--- begin PASSAGE TO READ ---
Listening to her, I recognized how much I missed her sensibility. I recognized how much she was expressing a desire to create or uphold what would last beyond death. This is what the Spanish philosopher, Miguel de Unamuno, in his essay, Man of Flesh and Bone, calls the tragic sense of life
. I have thought that my mother’s Asian-American response to death, or her tragic sense
, was to invoke a constant plea for family.
Soon after my mother’s call, I departed from the heat and humidity of Houston, Texas. I drove north with my girlfriend to the town of Granbury, where I left her so she could visit with her parents. The next day I continued north on Interstate 35 and reached Oklahoma. The verdant hills and ripe fields of the farmland were beautiful, serene; the pastoral landscape soothed my eyes. I kept heading north, and by early afternoon I reached Kansas. There the fields grew even wider, opening up and rolling on like expressions of infinity. The range of my vision was being tested with every glance, and I felt benevolently inspired to imagine the lives and the excitement of pioneers forging westward long ago. As I enjoyed the freedom and anticipation that so many Americans associate with traveling, I felt younger, somehow innocent. I felt very safe for a while. After heading northeast, I stopped for the night in the town of Emporia and looked forward to the rest of the scenic journey.
But the next morning, not twenty minutes up the highway I spotted a Kansas State Police cruiser waiting ahead on short grass. I was not speeding, but when the trooper pulled out and started to follow my pickup truck very closely, I couldn’t help feeling at risk. He swerved out, shot ahead of me, steered onto the breakdown lane, and allowed me to pass. Then he abruptly swung back out and started to follow my truck again. I felt frightened, and any thought that I possessed the freedom to travel safely across the country quickly dissolved into a foolish notion. The trooper passed my pickup a second time and sped by a tractor-trailer, and although I passed the tractor-trailer and followed at a very cautious distance, the trooper immediately steered onto the breakdown lane and slowed once more. He waited until I passed by and then began to pursue me with flashing blue lights. As I sat stopped along the shoulder and felt every other motorists’ eyes upon me, I watched the intense flashing blue lights in my rearview mirror and began to feel guilty. I started to believe that this incident was partly deserved, or entirely my fault, that I should never have left Houston and should have stayed there, tending to the relationship with my lover, living in my work, remaining in only one place.
--- end PASSAGE TO READ ---
**PROBLEM REQUIREMENTS**
For each statement, answer yes or no according to the passage about the drive north, and quote the words from it that decide the answer. 1. The writer's girlfriend stayed behind in Granbury to see her parents. 2. The writer was speeding when the trooper started following the pickup truck. 3. The writer spent a night in Emporia. The material after the passage about the drive north has no connection to it.
--- begin RECORDED DATA ---
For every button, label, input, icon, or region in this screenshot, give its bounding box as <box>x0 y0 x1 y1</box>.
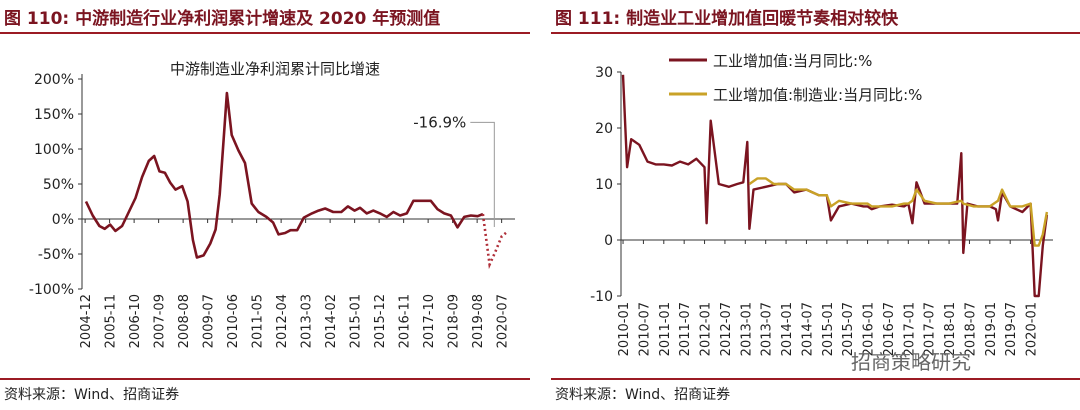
--- end RECORDED DATA ---
**SOLUTION TO THE EXERCISE**
1. Yes: "I drove north with my girlfriend to the town of Granbury, where I left her so she could visit with her parents."
2. No: "I was not speeding"
3. Yes: "I stopped for the night in the town of Emporia"